▸ Work to be completed
Every line that holds "colors" should be shown.

══ Recorded data

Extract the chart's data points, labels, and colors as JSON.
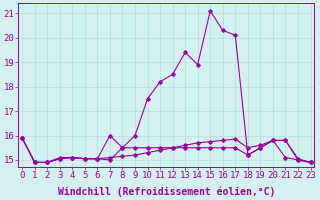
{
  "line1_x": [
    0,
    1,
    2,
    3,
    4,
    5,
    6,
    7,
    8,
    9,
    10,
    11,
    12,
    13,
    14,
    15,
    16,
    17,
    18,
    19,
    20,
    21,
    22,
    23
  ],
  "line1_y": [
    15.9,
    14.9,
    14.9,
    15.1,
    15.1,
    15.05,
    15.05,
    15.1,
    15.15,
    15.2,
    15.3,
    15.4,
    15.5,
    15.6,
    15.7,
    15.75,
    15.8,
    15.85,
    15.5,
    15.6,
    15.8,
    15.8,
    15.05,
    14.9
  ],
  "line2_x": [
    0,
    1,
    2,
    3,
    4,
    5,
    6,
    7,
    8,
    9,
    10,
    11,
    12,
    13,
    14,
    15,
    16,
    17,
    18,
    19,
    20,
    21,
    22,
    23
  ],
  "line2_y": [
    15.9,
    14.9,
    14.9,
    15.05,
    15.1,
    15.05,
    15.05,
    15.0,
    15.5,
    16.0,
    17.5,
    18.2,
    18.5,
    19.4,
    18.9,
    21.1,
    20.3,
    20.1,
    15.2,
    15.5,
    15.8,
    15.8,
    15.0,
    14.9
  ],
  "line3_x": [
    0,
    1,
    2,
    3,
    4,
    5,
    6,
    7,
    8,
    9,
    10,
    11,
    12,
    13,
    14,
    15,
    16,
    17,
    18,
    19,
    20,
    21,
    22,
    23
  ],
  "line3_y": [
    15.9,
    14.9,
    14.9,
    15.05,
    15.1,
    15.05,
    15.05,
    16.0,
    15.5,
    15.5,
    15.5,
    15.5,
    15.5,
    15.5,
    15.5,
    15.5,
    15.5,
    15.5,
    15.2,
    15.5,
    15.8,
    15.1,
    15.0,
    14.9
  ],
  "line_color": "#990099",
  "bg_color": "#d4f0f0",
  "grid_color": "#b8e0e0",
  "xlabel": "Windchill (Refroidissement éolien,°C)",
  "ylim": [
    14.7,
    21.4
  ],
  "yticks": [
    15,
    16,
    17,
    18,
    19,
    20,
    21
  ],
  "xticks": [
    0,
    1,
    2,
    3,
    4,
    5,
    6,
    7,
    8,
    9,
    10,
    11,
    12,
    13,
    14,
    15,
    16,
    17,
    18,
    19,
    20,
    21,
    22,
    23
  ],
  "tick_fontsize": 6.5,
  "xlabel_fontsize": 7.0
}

════
══ Recorded data

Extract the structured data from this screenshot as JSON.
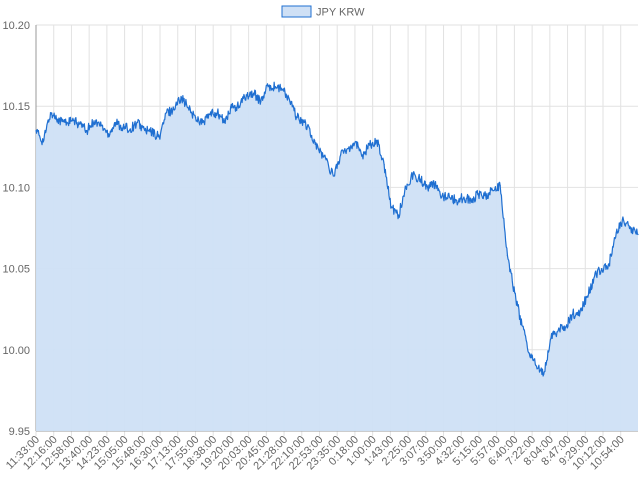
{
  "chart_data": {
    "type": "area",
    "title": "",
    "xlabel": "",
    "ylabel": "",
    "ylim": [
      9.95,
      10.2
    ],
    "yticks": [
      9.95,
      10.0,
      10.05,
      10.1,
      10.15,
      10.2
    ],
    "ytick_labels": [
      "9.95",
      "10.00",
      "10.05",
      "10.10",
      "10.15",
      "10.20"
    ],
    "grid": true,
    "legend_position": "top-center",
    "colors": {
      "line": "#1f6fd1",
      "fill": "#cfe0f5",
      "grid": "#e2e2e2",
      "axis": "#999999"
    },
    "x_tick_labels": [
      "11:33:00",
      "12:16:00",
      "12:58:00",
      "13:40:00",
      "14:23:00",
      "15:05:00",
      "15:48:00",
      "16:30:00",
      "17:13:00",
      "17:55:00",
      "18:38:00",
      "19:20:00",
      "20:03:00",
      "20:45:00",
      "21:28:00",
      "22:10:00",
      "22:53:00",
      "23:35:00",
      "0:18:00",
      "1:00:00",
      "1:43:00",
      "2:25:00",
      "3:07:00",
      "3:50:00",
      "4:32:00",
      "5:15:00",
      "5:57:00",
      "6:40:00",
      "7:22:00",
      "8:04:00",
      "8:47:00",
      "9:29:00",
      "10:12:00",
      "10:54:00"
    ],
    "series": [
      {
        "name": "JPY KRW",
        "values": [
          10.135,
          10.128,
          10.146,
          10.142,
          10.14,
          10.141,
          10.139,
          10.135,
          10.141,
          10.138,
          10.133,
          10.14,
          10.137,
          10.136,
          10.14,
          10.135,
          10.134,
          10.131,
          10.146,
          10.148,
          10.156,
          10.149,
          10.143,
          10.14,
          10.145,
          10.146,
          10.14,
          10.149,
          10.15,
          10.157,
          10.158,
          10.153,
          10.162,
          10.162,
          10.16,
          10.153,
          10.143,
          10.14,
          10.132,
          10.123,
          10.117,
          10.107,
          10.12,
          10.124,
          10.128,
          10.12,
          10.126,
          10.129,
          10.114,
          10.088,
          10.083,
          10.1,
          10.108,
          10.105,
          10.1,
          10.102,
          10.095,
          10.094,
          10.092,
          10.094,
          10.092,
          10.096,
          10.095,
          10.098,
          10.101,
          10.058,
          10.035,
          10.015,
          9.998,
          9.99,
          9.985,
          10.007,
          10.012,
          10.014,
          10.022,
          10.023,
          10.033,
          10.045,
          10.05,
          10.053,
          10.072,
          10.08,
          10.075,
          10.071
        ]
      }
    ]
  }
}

════
══ Recorded data

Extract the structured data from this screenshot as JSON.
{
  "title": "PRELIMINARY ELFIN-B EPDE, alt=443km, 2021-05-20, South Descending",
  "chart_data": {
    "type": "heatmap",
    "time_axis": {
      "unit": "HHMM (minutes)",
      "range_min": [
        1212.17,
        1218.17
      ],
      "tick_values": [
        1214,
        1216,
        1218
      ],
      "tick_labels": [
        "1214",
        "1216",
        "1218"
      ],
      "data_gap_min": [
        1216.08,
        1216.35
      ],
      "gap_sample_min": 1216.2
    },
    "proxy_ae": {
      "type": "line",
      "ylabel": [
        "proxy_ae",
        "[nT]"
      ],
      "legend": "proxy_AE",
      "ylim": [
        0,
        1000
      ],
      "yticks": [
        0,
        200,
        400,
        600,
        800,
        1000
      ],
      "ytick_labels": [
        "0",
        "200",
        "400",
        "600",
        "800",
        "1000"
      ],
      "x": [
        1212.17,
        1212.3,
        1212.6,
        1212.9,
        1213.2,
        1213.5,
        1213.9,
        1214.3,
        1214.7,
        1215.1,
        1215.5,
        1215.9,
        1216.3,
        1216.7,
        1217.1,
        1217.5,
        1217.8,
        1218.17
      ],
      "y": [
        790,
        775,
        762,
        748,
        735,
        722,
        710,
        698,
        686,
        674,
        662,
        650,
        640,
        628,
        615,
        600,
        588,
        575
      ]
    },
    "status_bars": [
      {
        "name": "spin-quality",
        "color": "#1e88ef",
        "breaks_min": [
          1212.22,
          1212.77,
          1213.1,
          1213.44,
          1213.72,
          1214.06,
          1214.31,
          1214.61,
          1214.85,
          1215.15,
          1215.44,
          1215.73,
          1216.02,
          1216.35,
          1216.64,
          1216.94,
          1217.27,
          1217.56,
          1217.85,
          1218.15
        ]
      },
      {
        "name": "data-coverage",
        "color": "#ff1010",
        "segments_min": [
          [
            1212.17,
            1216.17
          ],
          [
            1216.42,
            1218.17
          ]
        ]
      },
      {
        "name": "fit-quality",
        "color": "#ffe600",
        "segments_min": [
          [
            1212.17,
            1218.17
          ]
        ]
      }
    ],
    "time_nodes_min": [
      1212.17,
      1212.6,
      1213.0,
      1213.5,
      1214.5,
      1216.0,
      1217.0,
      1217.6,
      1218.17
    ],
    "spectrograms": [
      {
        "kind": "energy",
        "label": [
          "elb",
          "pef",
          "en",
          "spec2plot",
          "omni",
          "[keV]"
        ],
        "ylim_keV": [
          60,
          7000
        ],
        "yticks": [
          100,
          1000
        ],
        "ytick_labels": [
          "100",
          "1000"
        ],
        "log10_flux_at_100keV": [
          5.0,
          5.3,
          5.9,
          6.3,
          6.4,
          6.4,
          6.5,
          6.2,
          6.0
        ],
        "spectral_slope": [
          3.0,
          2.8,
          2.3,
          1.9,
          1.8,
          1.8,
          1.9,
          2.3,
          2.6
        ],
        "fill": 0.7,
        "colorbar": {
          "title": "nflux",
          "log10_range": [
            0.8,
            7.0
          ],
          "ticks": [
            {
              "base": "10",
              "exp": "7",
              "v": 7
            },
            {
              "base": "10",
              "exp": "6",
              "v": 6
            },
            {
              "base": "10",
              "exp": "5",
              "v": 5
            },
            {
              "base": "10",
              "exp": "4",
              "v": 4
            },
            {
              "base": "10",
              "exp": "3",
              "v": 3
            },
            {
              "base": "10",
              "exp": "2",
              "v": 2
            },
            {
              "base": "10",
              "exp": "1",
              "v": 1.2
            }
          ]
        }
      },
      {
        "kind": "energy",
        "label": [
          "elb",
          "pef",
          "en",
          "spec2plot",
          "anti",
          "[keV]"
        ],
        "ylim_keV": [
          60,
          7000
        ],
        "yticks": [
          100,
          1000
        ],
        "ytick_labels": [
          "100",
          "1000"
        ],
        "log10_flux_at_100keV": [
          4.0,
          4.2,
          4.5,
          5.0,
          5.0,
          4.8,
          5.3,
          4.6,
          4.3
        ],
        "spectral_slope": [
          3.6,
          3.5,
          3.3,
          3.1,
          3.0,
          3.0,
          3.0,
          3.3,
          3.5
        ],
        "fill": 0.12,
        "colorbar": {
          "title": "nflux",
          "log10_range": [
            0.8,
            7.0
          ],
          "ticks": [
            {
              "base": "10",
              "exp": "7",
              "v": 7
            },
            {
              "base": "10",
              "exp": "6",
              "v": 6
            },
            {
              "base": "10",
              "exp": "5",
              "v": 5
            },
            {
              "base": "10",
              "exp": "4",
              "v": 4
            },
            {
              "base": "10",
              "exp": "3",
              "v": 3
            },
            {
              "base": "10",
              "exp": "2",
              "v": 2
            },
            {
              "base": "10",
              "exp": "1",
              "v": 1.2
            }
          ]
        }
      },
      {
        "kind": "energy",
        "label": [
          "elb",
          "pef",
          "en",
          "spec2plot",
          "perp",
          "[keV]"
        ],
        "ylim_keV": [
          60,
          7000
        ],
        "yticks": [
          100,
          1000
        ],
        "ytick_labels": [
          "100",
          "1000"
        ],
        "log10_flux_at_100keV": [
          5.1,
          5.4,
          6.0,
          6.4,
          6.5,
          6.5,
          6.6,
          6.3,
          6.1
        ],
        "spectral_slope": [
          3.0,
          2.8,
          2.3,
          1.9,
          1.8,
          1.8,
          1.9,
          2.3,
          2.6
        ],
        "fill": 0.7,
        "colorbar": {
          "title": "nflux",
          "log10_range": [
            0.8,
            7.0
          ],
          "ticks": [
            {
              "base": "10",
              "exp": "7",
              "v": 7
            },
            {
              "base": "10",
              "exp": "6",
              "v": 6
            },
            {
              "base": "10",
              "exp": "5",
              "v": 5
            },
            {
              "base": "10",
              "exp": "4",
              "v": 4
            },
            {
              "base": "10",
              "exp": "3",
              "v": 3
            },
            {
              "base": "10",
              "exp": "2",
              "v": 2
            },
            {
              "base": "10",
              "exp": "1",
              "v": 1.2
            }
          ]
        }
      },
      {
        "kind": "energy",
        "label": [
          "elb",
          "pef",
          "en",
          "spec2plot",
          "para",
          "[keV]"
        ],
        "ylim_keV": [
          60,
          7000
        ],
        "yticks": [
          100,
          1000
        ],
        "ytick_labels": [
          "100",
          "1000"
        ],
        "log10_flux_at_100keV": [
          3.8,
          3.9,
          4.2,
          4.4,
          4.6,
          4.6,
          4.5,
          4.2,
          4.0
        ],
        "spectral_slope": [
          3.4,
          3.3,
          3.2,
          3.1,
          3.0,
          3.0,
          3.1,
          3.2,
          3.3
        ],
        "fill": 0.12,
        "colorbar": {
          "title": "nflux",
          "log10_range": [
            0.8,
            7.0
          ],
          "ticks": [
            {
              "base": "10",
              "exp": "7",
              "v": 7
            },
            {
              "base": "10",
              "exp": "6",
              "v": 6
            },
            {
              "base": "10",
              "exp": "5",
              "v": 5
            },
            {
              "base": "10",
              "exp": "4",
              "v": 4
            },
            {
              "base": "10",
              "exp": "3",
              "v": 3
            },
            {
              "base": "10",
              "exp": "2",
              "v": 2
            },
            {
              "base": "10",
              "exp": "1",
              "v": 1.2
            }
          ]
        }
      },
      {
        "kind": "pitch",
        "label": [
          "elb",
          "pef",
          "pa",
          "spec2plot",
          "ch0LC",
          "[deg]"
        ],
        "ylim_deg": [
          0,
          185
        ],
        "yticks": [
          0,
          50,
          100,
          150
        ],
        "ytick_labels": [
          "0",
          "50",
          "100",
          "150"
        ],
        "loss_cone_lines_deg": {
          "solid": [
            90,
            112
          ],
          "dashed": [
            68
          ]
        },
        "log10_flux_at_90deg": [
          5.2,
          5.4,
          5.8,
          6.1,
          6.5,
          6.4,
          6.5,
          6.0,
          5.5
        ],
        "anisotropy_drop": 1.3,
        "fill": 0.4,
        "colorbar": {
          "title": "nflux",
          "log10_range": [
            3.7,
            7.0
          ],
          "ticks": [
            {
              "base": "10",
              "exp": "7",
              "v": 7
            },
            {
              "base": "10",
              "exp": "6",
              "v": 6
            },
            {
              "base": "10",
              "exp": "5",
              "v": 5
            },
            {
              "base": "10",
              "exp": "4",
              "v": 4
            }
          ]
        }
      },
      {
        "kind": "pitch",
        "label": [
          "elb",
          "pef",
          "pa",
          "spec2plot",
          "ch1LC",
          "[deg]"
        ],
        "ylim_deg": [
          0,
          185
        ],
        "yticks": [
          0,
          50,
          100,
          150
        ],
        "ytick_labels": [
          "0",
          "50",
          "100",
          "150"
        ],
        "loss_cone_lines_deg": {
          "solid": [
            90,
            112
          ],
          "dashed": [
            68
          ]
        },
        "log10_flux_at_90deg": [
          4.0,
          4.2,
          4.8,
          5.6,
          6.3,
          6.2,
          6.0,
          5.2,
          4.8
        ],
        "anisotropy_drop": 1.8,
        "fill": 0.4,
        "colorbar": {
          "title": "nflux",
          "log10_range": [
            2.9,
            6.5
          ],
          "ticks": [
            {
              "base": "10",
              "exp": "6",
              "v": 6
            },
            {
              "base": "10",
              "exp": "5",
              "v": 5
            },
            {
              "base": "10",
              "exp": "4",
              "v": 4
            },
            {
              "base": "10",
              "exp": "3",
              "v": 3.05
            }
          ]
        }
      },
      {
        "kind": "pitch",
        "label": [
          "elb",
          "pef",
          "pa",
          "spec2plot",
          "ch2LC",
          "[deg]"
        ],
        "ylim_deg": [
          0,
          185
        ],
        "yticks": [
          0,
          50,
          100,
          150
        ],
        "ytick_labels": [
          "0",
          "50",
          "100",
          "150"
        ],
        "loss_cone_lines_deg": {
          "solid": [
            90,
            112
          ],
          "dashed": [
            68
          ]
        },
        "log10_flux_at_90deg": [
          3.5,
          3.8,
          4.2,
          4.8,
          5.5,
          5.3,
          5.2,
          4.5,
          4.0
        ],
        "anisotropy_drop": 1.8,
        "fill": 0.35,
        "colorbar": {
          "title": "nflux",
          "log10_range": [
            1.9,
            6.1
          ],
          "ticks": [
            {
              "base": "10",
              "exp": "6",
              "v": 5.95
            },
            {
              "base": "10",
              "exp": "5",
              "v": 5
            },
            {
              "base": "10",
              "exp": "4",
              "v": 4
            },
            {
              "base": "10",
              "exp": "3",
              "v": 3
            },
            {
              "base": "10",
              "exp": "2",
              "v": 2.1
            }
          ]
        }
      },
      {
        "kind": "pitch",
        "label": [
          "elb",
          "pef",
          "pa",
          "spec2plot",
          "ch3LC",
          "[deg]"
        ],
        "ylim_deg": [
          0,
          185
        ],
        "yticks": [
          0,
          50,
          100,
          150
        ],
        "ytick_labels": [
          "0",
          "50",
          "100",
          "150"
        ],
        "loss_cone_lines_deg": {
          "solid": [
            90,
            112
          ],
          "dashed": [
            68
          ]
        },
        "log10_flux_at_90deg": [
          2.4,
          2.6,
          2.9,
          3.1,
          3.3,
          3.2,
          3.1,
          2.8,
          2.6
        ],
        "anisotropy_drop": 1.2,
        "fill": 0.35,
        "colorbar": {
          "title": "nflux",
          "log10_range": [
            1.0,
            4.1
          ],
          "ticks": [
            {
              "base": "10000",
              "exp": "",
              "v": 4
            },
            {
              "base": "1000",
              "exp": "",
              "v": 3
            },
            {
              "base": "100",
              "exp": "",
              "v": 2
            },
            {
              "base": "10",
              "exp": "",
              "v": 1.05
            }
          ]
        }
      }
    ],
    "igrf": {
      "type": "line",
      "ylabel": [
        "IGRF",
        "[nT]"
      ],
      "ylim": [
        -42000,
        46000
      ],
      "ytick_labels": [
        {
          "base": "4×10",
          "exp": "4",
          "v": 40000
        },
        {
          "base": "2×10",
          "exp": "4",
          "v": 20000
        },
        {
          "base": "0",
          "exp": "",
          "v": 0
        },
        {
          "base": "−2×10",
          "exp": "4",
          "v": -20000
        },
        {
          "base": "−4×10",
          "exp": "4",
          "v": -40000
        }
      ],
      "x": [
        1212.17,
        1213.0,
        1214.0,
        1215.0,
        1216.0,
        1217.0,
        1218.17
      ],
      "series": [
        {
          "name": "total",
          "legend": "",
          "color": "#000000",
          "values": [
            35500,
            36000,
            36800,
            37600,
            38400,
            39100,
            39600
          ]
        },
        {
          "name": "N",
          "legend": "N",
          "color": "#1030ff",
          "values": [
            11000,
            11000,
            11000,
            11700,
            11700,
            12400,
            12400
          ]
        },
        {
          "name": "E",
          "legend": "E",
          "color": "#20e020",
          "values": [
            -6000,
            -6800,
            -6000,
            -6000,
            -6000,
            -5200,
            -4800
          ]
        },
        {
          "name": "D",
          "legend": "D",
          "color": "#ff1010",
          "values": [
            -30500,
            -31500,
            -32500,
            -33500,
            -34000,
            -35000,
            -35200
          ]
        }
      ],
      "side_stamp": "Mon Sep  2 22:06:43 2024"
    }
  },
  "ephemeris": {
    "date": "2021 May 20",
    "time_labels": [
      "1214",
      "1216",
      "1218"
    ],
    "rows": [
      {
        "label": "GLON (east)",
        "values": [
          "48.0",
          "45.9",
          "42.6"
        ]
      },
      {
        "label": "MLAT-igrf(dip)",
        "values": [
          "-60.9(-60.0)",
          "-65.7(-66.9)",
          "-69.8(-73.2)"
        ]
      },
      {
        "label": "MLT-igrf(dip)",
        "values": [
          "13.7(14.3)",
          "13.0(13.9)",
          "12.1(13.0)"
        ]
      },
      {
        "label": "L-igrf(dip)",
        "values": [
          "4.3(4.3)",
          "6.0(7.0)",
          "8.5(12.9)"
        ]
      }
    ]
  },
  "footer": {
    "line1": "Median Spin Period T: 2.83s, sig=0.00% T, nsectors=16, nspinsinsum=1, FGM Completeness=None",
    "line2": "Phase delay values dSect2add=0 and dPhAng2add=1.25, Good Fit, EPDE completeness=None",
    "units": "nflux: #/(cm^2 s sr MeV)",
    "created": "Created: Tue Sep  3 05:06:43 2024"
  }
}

════

▸ Expected answer
Extract the chart's data points, labels, and colors as JSON.
    "colors": {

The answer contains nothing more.